§ **TASK OBJECTIVE**: Copy every line of the data that includes the string "هزینه".

════════════════════

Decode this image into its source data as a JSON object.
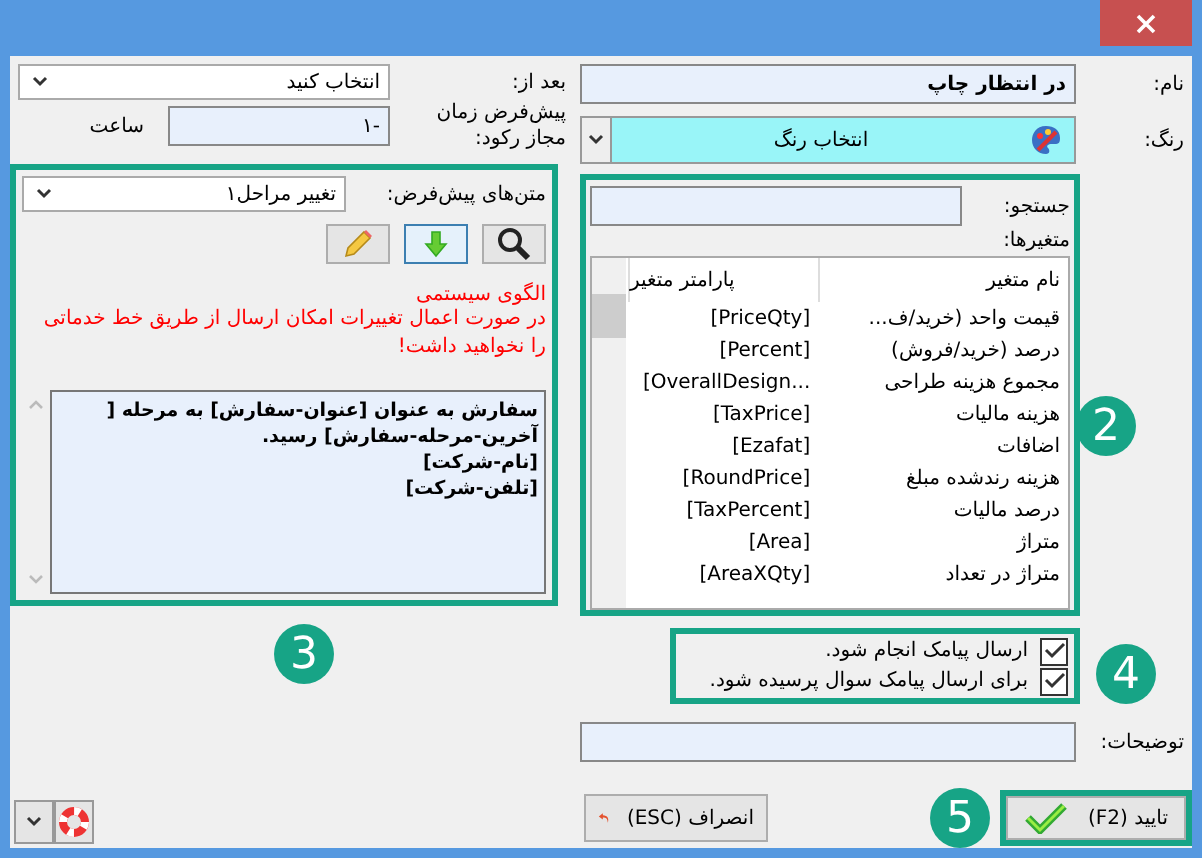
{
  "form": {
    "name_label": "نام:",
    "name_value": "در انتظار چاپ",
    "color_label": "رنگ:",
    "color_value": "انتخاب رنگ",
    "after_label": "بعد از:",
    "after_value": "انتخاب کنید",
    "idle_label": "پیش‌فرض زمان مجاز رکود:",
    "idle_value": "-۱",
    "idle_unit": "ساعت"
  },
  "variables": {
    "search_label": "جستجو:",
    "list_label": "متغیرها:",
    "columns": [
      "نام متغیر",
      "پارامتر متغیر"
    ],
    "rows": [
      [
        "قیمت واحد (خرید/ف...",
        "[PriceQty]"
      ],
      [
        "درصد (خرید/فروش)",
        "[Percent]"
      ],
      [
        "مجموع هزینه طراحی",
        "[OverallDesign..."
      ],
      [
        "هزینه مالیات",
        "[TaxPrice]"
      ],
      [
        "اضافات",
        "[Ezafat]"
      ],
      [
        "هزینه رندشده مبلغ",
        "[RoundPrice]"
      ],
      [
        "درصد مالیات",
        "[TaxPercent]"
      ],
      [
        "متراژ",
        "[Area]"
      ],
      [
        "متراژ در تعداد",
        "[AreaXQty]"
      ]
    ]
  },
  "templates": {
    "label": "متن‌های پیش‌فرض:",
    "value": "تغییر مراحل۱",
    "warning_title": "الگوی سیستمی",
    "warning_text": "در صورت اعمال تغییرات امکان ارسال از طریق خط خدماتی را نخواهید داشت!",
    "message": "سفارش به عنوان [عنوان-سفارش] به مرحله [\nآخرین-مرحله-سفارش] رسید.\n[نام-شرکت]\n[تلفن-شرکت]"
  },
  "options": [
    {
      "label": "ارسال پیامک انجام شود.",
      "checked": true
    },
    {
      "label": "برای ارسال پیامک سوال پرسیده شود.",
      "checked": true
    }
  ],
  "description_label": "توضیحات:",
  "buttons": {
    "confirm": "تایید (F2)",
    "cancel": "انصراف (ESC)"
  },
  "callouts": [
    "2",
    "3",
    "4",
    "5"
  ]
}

════════════════════

§ **ANSWER**:
        "مجموع هزینه طراحی",
        "هزینه مالیات",
        "هزینه رندشده مبلغ",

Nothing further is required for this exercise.